Data for this exercise >>
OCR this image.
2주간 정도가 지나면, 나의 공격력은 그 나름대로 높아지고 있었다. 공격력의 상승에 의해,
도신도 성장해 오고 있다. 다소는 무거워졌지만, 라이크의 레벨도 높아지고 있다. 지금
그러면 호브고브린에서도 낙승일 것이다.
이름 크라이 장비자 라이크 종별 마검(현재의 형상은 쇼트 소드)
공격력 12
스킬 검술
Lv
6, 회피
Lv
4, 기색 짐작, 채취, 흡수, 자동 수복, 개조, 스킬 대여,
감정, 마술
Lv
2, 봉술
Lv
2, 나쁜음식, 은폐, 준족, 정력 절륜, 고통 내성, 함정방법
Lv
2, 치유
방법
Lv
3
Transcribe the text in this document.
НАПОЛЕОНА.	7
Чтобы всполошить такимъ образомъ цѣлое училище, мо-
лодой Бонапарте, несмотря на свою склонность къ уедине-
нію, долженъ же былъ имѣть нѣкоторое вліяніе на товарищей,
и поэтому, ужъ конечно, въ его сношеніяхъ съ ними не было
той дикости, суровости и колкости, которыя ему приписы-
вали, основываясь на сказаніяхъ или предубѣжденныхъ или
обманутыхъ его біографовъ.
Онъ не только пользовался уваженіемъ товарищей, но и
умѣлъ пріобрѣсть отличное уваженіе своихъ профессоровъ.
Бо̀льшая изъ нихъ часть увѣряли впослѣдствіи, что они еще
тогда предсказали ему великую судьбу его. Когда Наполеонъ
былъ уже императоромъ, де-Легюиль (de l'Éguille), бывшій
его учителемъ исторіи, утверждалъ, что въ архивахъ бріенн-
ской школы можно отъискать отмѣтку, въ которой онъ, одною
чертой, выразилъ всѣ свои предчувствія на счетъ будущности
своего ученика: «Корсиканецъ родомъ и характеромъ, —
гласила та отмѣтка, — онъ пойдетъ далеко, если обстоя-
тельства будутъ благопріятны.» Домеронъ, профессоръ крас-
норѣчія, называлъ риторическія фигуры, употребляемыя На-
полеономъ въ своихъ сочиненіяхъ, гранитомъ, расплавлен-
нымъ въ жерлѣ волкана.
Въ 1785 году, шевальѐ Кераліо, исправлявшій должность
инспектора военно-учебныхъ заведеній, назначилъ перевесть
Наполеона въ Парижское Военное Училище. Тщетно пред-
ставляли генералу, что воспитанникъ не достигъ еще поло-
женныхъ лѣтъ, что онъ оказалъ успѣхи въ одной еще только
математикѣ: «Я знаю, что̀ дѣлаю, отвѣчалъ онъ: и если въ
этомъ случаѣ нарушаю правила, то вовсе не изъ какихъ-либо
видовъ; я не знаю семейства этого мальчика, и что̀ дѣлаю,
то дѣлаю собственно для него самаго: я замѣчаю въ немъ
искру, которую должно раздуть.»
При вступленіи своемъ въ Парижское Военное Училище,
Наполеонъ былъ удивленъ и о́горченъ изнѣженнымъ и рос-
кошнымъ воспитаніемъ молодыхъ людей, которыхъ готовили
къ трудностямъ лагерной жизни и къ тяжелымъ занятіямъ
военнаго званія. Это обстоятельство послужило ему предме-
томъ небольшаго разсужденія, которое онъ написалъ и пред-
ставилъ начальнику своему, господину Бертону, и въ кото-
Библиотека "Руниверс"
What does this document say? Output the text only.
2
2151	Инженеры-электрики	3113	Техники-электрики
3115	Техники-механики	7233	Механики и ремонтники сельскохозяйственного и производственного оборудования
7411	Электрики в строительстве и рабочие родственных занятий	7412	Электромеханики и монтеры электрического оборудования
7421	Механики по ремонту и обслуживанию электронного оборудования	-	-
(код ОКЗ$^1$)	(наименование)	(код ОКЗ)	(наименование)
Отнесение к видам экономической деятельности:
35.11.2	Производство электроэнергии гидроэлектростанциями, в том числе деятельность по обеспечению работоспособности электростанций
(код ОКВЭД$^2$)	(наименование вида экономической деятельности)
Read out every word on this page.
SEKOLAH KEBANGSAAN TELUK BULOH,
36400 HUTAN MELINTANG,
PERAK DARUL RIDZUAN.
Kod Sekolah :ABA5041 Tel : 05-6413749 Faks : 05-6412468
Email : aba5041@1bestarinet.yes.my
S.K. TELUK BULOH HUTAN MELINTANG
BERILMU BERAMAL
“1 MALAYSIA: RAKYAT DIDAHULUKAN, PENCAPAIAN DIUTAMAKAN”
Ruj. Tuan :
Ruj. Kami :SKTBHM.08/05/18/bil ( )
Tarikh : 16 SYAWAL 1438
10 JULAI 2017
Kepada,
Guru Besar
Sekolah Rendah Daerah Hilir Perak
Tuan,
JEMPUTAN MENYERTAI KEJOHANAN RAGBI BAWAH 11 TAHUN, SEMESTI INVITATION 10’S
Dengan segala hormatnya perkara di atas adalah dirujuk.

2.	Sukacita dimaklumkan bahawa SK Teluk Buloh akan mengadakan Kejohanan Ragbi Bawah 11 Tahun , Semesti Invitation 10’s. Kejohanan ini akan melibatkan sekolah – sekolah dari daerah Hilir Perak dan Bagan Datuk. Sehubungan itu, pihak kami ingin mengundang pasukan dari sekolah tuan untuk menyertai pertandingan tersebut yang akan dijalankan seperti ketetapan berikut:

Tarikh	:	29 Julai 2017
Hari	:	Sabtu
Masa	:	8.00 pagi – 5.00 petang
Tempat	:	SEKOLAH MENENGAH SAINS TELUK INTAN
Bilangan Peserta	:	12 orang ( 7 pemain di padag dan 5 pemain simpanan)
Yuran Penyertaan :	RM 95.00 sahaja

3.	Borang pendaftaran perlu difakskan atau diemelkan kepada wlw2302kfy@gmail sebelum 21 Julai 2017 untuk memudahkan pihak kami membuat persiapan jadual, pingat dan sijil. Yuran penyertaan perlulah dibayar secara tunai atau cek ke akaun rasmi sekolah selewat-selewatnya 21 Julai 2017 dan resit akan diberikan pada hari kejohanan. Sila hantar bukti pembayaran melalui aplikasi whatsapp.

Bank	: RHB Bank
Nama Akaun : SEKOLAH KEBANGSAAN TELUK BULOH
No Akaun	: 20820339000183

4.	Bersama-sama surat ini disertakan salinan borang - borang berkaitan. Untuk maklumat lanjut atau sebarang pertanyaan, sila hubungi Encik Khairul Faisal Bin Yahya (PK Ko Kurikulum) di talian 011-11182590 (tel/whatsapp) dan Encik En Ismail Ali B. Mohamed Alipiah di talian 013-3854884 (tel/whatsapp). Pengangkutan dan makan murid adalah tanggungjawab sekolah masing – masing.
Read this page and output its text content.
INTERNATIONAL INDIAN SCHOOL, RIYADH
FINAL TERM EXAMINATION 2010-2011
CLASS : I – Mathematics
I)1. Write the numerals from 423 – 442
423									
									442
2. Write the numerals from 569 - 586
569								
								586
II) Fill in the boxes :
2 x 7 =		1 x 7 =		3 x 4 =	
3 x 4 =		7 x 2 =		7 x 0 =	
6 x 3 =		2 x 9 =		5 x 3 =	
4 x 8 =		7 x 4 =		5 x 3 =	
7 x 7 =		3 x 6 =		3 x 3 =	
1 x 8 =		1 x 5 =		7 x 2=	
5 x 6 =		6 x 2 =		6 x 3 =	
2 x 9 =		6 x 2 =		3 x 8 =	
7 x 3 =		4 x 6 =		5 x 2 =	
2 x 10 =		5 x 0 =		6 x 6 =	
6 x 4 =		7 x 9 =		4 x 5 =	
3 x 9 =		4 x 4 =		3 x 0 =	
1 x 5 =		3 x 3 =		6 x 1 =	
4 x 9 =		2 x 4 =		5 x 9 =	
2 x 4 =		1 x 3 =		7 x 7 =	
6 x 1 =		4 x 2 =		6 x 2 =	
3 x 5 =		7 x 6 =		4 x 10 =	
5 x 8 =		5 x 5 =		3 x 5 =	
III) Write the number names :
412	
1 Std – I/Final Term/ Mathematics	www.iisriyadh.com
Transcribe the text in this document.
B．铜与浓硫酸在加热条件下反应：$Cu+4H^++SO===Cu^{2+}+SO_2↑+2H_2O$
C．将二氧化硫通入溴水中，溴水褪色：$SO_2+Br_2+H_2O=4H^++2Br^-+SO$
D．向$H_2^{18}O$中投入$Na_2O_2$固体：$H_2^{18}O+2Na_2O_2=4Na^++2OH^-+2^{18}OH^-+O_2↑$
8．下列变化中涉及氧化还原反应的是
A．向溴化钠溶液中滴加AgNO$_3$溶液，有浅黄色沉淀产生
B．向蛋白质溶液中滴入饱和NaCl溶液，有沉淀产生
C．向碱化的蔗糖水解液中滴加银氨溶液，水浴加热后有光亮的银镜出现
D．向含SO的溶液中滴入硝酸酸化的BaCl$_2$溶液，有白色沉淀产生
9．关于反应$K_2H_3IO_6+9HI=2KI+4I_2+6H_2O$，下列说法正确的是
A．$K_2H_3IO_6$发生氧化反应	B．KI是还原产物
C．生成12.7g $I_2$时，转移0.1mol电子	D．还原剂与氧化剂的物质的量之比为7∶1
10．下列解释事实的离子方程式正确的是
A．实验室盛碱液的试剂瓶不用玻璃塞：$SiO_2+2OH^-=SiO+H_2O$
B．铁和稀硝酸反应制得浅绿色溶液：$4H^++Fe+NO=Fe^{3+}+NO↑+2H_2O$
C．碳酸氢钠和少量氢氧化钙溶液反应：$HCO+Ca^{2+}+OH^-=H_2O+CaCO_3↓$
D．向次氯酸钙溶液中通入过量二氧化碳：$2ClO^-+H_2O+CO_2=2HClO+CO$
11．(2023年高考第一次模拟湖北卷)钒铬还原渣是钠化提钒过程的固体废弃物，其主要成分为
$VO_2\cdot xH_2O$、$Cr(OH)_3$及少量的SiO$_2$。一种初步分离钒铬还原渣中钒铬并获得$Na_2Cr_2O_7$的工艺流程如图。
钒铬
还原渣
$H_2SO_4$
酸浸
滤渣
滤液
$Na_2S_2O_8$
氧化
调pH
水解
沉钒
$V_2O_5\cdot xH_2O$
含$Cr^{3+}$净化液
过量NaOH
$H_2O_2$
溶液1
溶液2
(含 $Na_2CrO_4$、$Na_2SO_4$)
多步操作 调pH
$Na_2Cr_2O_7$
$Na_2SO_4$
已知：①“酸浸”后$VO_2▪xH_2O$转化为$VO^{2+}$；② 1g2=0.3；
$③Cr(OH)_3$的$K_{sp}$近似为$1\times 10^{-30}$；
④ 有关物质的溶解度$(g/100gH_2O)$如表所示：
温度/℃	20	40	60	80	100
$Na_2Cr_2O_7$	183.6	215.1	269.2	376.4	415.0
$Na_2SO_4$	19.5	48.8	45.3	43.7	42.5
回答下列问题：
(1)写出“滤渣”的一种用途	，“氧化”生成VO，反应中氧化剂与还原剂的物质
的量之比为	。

Objective >>
In the records above, find each line with the word "только" and copy it.

Finished task >>
Онъ не только пользовался уваженіемъ товарищей, но и
женныхъ лѣтъ, что онъ оказалъ успѣхи въ одной еще только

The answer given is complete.